Look through the data below and return each line where "amplitude" appears.

Items from a figure collection:
----

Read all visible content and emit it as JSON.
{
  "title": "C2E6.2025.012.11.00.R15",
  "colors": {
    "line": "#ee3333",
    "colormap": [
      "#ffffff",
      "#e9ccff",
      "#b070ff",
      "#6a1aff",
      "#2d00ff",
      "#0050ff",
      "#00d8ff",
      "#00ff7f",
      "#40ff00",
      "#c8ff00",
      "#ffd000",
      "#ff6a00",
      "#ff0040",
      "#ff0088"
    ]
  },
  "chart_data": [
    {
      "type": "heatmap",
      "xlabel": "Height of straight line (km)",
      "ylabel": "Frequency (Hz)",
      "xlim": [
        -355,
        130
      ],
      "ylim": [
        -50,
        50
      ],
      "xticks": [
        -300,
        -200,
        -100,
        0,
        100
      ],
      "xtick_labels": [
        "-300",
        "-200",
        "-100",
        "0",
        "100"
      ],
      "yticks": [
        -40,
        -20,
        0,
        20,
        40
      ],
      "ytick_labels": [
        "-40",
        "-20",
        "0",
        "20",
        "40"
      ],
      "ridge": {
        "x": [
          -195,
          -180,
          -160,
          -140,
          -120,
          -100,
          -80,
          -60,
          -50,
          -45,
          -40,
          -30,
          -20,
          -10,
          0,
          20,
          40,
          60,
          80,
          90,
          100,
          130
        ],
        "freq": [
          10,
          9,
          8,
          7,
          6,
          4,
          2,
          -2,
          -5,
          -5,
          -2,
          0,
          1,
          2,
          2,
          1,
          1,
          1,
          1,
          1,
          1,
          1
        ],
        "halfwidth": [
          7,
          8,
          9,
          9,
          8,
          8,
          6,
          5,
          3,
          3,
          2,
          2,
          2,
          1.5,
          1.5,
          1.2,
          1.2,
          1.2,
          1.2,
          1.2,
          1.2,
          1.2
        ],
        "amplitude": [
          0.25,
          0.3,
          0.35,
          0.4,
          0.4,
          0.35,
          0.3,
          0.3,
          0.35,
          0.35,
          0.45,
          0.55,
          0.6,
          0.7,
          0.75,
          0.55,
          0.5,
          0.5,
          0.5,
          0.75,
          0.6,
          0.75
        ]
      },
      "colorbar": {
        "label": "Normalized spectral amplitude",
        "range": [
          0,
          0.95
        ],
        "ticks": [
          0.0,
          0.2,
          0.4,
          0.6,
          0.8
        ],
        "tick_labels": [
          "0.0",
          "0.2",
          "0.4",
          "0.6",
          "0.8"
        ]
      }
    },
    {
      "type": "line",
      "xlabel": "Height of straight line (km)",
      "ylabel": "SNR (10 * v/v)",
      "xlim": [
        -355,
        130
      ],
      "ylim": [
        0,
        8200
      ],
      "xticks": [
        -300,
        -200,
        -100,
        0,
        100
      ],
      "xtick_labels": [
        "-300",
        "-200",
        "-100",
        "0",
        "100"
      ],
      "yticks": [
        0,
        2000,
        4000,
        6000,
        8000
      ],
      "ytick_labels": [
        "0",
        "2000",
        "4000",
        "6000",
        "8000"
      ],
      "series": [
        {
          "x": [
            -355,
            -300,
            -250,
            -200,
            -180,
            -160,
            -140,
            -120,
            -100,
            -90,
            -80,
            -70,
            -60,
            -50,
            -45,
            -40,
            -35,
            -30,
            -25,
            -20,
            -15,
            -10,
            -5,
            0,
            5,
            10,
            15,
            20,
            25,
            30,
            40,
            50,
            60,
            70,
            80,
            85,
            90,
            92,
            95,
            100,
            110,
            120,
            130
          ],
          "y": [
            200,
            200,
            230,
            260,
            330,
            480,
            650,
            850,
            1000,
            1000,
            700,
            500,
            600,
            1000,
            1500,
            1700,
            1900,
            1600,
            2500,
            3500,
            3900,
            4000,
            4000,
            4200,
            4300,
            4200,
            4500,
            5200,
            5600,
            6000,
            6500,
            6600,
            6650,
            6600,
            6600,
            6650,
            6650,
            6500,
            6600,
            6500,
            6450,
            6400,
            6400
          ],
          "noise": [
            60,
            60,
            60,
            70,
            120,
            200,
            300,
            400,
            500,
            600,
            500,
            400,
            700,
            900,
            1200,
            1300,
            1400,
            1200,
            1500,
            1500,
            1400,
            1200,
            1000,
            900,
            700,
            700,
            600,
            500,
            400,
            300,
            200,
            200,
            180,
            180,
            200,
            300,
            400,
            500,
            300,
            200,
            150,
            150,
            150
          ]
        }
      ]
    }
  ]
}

----

## Complete response
        "amplitude": [
        "label": "Normalized spectral amplitude",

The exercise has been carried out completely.